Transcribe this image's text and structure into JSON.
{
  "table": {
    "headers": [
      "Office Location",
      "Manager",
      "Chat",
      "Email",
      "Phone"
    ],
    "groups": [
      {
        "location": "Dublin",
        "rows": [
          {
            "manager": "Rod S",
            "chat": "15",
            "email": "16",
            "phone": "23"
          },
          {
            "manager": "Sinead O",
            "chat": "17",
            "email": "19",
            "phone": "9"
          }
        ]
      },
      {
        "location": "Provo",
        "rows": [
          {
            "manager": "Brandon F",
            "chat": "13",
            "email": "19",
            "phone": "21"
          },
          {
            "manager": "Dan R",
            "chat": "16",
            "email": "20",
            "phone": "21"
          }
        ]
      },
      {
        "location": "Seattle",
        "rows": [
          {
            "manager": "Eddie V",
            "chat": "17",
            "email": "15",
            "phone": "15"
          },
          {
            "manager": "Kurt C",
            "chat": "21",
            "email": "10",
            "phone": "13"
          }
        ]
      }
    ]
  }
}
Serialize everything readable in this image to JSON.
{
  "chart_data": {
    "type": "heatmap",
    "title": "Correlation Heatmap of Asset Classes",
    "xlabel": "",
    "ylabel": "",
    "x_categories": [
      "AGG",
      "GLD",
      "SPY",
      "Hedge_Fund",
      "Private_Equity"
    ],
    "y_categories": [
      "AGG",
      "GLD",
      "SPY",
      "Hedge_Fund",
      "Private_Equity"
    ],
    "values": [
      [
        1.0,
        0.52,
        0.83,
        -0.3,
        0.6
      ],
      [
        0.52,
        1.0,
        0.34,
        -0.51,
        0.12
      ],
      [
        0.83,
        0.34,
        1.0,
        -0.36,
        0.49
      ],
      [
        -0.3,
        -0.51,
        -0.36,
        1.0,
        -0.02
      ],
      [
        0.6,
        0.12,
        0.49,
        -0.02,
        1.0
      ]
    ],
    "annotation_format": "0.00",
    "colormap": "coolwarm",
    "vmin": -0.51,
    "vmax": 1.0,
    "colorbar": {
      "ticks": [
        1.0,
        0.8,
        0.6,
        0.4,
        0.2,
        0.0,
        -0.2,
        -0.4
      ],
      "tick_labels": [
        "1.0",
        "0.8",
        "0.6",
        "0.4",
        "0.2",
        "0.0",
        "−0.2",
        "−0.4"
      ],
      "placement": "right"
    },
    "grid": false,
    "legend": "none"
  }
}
▬▬▬▬▬▬
» **SET EXERCISE**: From the records above, extract everything verbatim.

» **TASK ANSWER**:
Transcribe this image's text and structure into JSON.
{
  "table": {
    "headers": [
      "Office Location",
      "Manager",
      "Chat",
      "Email",
      "Phone"
    ],
    "groups": [
      {
        "location": "Dublin",
        "rows": [
          {
            "manager": "Rod S",
            "chat": "15",
            "email": "16",
            "phone": "23"
          },
          {
            "manager": "Sinead O",
            "chat": "17",
            "email": "19",
            "phone": "9"
          }
        ]
      },
      {
        "location": "Provo",
        "rows": [
          {
            "manager": "Brandon F",
            "chat": "13",
            "email": "19",
            "phone": "21"
          },
          {
            "manager": "Dan R",
            "chat": "16",
            "email": "20",
            "phone": "21"
          }
        ]
      },
      {
        "location": "Seattle",
        "rows": [
          {
            "manager": "Eddie V",
            "chat": "17",
            "email": "15",
            "phone": "15"
          },
          {
            "manager": "Kurt C",
            "chat": "21",
            "email": "10",
            "phone": "13"
          }
        ]
      }
    ]
  }
}
Serialize everything readable in this image to JSON.
{
  "chart_data": {
    "type": "heatmap",
    "title": "Correlation Heatmap of Asset Classes",
    "xlabel": "",
    "ylabel": "",
    "x_categories": [
      "AGG",
      "GLD",
      "SPY",
      "Hedge_Fund",
      "Private_Equity"
    ],
    "y_categories": [
      "AGG",
      "GLD",
      "SPY",
      "Hedge_Fund",
      "Private_Equity"
    ],
    "values": [
      [
        1.0,
        0.52,
        0.83,
        -0.3,
        0.6
      ],
      [
        0.52,
        1.0,
        0.34,
        -0.51,
        0.12
      ],
      [
        0.83,
        0.34,
        1.0,
        -0.36,
        0.49
      ],
      [
        -0.3,
        -0.51,
        -0.36,
        1.0,
        -0.02
      ],
      [
        0.6,
        0.12,
        0.49,
        -0.02,
        1.0
      ]
    ],
    "annotation_format": "0.00",
    "colormap": "coolwarm",
    "vmin": -0.51,
    "vmax": 1.0,
    "colorbar": {
      "ticks": [
        1.0,
        0.8,
        0.6,
        0.4,
        0.2,
        0.0,
        -0.2,
        -0.4
      ],
      "tick_labels": [
        "1.0",
        "0.8",
        "0.6",
        "0.4",
        "0.2",
        "0.0",
        "−0.2",
        "−0.4"
      ],
      "placement": "right"
    },
    "grid": false,
    "legend": "none"
  }
}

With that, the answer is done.